## Source material
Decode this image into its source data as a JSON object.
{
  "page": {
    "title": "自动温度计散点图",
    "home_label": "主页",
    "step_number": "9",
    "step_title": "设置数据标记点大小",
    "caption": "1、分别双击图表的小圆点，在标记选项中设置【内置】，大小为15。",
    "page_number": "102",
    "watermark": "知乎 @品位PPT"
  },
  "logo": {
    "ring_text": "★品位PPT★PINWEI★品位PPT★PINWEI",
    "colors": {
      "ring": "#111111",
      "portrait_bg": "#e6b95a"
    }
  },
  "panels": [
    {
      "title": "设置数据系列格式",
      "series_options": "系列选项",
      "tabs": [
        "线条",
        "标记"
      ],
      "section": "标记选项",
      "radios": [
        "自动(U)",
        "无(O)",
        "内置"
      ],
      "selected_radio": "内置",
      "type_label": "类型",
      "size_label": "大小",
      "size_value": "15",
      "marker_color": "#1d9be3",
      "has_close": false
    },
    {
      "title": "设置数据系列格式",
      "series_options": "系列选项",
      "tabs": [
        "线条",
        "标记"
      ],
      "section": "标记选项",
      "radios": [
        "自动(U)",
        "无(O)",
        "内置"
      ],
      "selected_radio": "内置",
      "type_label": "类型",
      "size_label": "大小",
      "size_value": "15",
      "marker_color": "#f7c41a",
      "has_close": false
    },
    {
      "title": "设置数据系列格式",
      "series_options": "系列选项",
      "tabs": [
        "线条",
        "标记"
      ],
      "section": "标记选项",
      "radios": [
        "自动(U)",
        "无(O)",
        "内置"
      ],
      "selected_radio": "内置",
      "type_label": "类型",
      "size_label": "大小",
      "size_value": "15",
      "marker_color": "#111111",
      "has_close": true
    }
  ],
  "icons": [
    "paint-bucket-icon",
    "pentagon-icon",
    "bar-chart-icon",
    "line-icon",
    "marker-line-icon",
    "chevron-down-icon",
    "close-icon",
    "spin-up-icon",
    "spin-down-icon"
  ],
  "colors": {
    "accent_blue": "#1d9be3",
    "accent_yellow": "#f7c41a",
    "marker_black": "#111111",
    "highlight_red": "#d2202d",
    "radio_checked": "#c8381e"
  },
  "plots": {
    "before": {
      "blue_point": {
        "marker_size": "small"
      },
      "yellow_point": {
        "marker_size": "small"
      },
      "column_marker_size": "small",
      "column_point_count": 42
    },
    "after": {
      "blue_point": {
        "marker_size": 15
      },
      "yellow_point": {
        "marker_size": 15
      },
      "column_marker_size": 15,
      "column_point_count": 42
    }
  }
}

## Problem
Transcribe all of the lines in the records precisely.

## Response to this task
Decode this image into its source data as a JSON object.
{
  "page": {
    "title": "自动温度计散点图",
    "home_label": "主页",
    "step_number": "9",
    "step_title": "设置数据标记点大小",
    "caption": "1、分别双击图表的小圆点，在标记选项中设置【内置】，大小为15。",
    "page_number": "102",
    "watermark": "知乎 @品位PPT"
  },
  "logo": {
    "ring_text": "★品位PPT★PINWEI★品位PPT★PINWEI",
    "colors": {
      "ring": "#111111",
      "portrait_bg": "#e6b95a"
    }
  },
  "panels": [
    {
      "title": "设置数据系列格式",
      "series_options": "系列选项",
      "tabs": [
        "线条",
        "标记"
      ],
      "section": "标记选项",
      "radios": [
        "自动(U)",
        "无(O)",
        "内置"
      ],
      "selected_radio": "内置",
      "type_label": "类型",
      "size_label": "大小",
      "size_value": "15",
      "marker_color": "#1d9be3",
      "has_close": false
    },
    {
      "title": "设置数据系列格式",
      "series_options": "系列选项",
      "tabs": [
        "线条",
        "标记"
      ],
      "section": "标记选项",
      "radios": [
        "自动(U)",
        "无(O)",
        "内置"
      ],
      "selected_radio": "内置",
      "type_label": "类型",
      "size_label": "大小",
      "size_value": "15",
      "marker_color": "#f7c41a",
      "has_close": false
    },
    {
      "title": "设置数据系列格式",
      "series_options": "系列选项",
      "tabs": [
        "线条",
        "标记"
      ],
      "section": "标记选项",
      "radios": [
        "自动(U)",
        "无(O)",
        "内置"
      ],
      "selected_radio": "内置",
      "type_label": "类型",
      "size_label": "大小",
      "size_value": "15",
      "marker_color": "#111111",
      "has_close": true
    }
  ],
  "icons": [
    "paint-bucket-icon",
    "pentagon-icon",
    "bar-chart-icon",
    "line-icon",
    "marker-line-icon",
    "chevron-down-icon",
    "close-icon",
    "spin-up-icon",
    "spin-down-icon"
  ],
  "colors": {
    "accent_blue": "#1d9be3",
    "accent_yellow": "#f7c41a",
    "marker_black": "#111111",
    "highlight_red": "#d2202d",
    "radio_checked": "#c8381e"
  },
  "plots": {
    "before": {
      "blue_point": {
        "marker_size": "small"
      },
      "yellow_point": {
        "marker_size": "small"
      },
      "column_marker_size": "small",
      "column_point_count": 42
    },
    "after": {
      "blue_point": {
        "marker_size": 15
      },
      "yellow_point": {
        "marker_size": 15
      },
      "column_marker_size": 15,
      "column_point_count": 42
    }
  }
}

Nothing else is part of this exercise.